[Figure record extracts]
-- start --
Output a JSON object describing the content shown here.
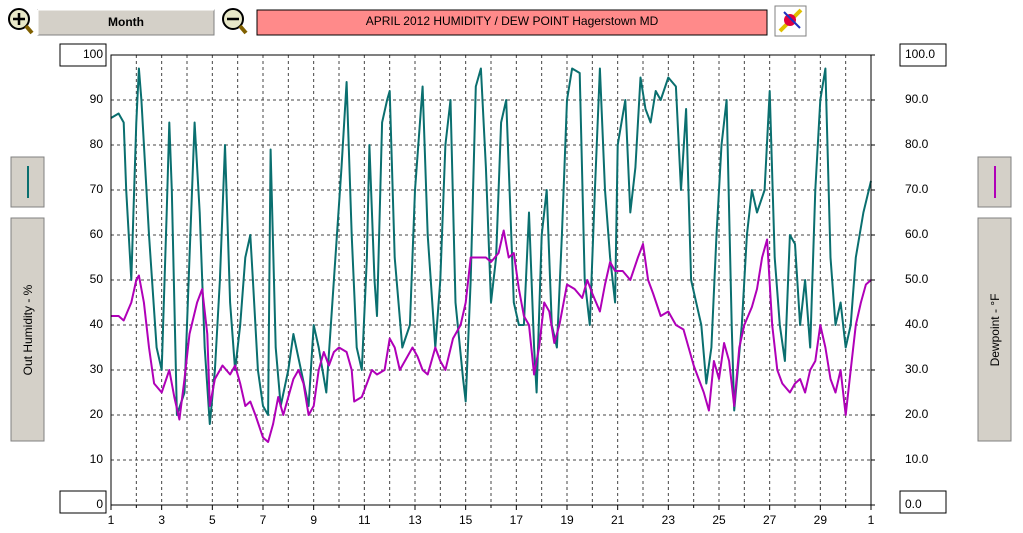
{
  "controls": {
    "period": "Month"
  },
  "chart_data": {
    "type": "line",
    "title": "APRIL  2012  HUMIDITY / DEW POINT  Hagerstown MD",
    "xlim": [
      1,
      31
    ],
    "xticks": [
      1,
      3,
      5,
      7,
      9,
      11,
      13,
      15,
      17,
      19,
      21,
      23,
      25,
      27,
      29,
      {
        "value": 31,
        "label": "1"
      }
    ],
    "xminor_ticks": [
      2,
      4,
      6,
      8,
      10,
      12,
      14,
      16,
      18,
      20,
      22,
      24,
      26,
      28,
      30
    ],
    "ylim": [
      0,
      100
    ],
    "yticks": [
      0,
      10,
      20,
      30,
      40,
      50,
      60,
      70,
      80,
      90,
      100
    ],
    "y2lim": [
      0,
      100
    ],
    "y2ticks": [
      {
        "value": 0,
        "label": "0.0"
      },
      {
        "value": 10,
        "label": "10.0"
      },
      {
        "value": 20,
        "label": "20.0"
      },
      {
        "value": 30,
        "label": "30.0"
      },
      {
        "value": 40,
        "label": "40.0"
      },
      {
        "value": 50,
        "label": "50.0"
      },
      {
        "value": 60,
        "label": "60.0"
      },
      {
        "value": 70,
        "label": "70.0"
      },
      {
        "value": 80,
        "label": "80.0"
      },
      {
        "value": 90,
        "label": "90.0"
      },
      {
        "value": 100,
        "label": "100.0"
      }
    ],
    "grid": true,
    "series": [
      {
        "name": "Out Humidity - %",
        "color": "#0a6f6f",
        "axis": "y",
        "x": [
          1.0,
          1.3,
          1.5,
          1.6,
          1.8,
          2.0,
          2.1,
          2.2,
          2.5,
          2.8,
          3.0,
          3.2,
          3.3,
          3.4,
          3.6,
          3.9,
          4.1,
          4.3,
          4.5,
          4.7,
          4.9,
          5.1,
          5.3,
          5.5,
          5.7,
          5.9,
          6.1,
          6.3,
          6.5,
          6.6,
          6.8,
          7.0,
          7.2,
          7.3,
          7.5,
          7.7,
          8.0,
          8.2,
          8.5,
          8.8,
          9.0,
          9.2,
          9.5,
          9.8,
          10.1,
          10.3,
          10.5,
          10.7,
          10.9,
          11.1,
          11.2,
          11.4,
          11.5,
          11.7,
          11.9,
          12.0,
          12.2,
          12.5,
          12.8,
          13.0,
          13.3,
          13.5,
          13.8,
          14.0,
          14.2,
          14.4,
          14.6,
          14.9,
          15.0,
          15.2,
          15.4,
          15.6,
          15.8,
          16.0,
          16.2,
          16.4,
          16.6,
          16.9,
          17.1,
          17.3,
          17.5,
          17.7,
          17.8,
          18.0,
          18.2,
          18.4,
          18.6,
          18.8,
          19.0,
          19.2,
          19.5,
          19.7,
          19.9,
          20.1,
          20.3,
          20.5,
          20.7,
          20.9,
          21.0,
          21.3,
          21.5,
          21.7,
          21.9,
          22.1,
          22.3,
          22.5,
          22.7,
          23.0,
          23.3,
          23.5,
          23.7,
          23.9,
          24.1,
          24.3,
          24.5,
          24.7,
          24.9,
          25.1,
          25.3,
          25.5,
          25.6,
          25.9,
          26.1,
          26.3,
          26.5,
          26.8,
          27.0,
          27.2,
          27.4,
          27.6,
          27.8,
          28.0,
          28.2,
          28.4,
          28.6,
          28.8,
          29.0,
          29.2,
          29.4,
          29.6,
          29.8,
          30.0,
          30.2,
          30.4,
          30.7,
          31.0
        ],
        "values": [
          86,
          87,
          85,
          70,
          50,
          85,
          97,
          90,
          60,
          35,
          30,
          65,
          85,
          70,
          20,
          25,
          55,
          85,
          65,
          35,
          18,
          30,
          50,
          80,
          45,
          30,
          40,
          55,
          60,
          50,
          30,
          22,
          20,
          79,
          35,
          22,
          30,
          38,
          30,
          22,
          40,
          35,
          25,
          50,
          75,
          94,
          60,
          35,
          30,
          55,
          80,
          50,
          42,
          85,
          90,
          92,
          55,
          35,
          40,
          70,
          93,
          60,
          35,
          50,
          80,
          90,
          45,
          28,
          23,
          50,
          93,
          97,
          75,
          45,
          55,
          85,
          90,
          45,
          40,
          40,
          65,
          35,
          25,
          60,
          70,
          40,
          35,
          60,
          90,
          97,
          96,
          50,
          40,
          70,
          97,
          70,
          55,
          45,
          80,
          90,
          65,
          75,
          95,
          88,
          85,
          92,
          90,
          95,
          93,
          70,
          88,
          50,
          45,
          40,
          27,
          35,
          60,
          80,
          90,
          40,
          21,
          40,
          60,
          70,
          65,
          70,
          92,
          55,
          40,
          32,
          60,
          58,
          40,
          50,
          35,
          70,
          90,
          97,
          55,
          40,
          45,
          35,
          40,
          55,
          65,
          72
        ]
      },
      {
        "name": "Dewpoint - °F",
        "color": "#b000b8",
        "axis": "y2",
        "x": [
          1.0,
          1.3,
          1.5,
          1.8,
          2.0,
          2.1,
          2.3,
          2.5,
          2.7,
          3.0,
          3.3,
          3.5,
          3.7,
          3.9,
          4.1,
          4.4,
          4.6,
          4.8,
          4.9,
          5.1,
          5.4,
          5.7,
          5.9,
          6.1,
          6.3,
          6.5,
          6.7,
          7.0,
          7.2,
          7.4,
          7.6,
          7.8,
          8.0,
          8.2,
          8.4,
          8.6,
          8.8,
          9.0,
          9.2,
          9.4,
          9.6,
          9.8,
          10.0,
          10.3,
          10.5,
          10.6,
          10.9,
          11.1,
          11.3,
          11.5,
          11.8,
          12.0,
          12.2,
          12.4,
          12.6,
          12.9,
          13.1,
          13.3,
          13.5,
          13.8,
          14.0,
          14.2,
          14.5,
          14.8,
          15.0,
          15.2,
          15.5,
          15.8,
          16.0,
          16.3,
          16.5,
          16.7,
          16.9,
          17.1,
          17.3,
          17.5,
          17.7,
          17.9,
          18.1,
          18.3,
          18.5,
          18.7,
          19.0,
          19.3,
          19.6,
          19.8,
          20.0,
          20.3,
          20.5,
          20.7,
          20.9,
          21.2,
          21.5,
          21.8,
          22.0,
          22.2,
          22.4,
          22.7,
          23.0,
          23.3,
          23.6,
          23.8,
          24.0,
          24.2,
          24.4,
          24.6,
          24.8,
          25.0,
          25.2,
          25.4,
          25.6,
          25.8,
          26.0,
          26.3,
          26.5,
          26.7,
          26.9,
          27.1,
          27.3,
          27.5,
          27.8,
          28.0,
          28.2,
          28.4,
          28.6,
          28.8,
          29.0,
          29.2,
          29.4,
          29.6,
          29.8,
          30.0,
          30.2,
          30.4,
          30.6,
          30.8,
          31.0
        ],
        "values": [
          42,
          42,
          41,
          45,
          50,
          51,
          45,
          35,
          27,
          25,
          30,
          24,
          19,
          28,
          38,
          45,
          48,
          38,
          22,
          28,
          31,
          29,
          31,
          27,
          22,
          23,
          20,
          15,
          14,
          18,
          24,
          20,
          24,
          28,
          30,
          27,
          20,
          22,
          30,
          34,
          31,
          34,
          35,
          34,
          30,
          23,
          24,
          27,
          30,
          29,
          30,
          37,
          35,
          30,
          32,
          35,
          33,
          30,
          29,
          35,
          32,
          30,
          37,
          40,
          45,
          55,
          55,
          55,
          54,
          56,
          61,
          55,
          56,
          48,
          42,
          40,
          29,
          35,
          45,
          43,
          36,
          40,
          49,
          48,
          46,
          50,
          47,
          43,
          49,
          54,
          52,
          52,
          50,
          55,
          58,
          50,
          47,
          42,
          43,
          40,
          39,
          35,
          31,
          28,
          25,
          21,
          32,
          28,
          36,
          32,
          22,
          35,
          40,
          44,
          48,
          55,
          59,
          40,
          30,
          27,
          25,
          27,
          28,
          25,
          30,
          32,
          40,
          35,
          28,
          25,
          30,
          20,
          30,
          40,
          45,
          49,
          50
        ]
      }
    ]
  }
}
-- end --
EXERCISE DIRECTIONS – Find the lines that include the string "label", then copy each of them.

EXERCISE SOLUTION –
        "label": "1"
        "label": "0.0"
        "label": "10.0"
        "label": "20.0"
        "label": "30.0"
        "label": "40.0"
        "label": "50.0"
        "label": "60.0"
        "label": "70.0"
        "label": "80.0"
        "label": "90.0"
        "label": "100.0"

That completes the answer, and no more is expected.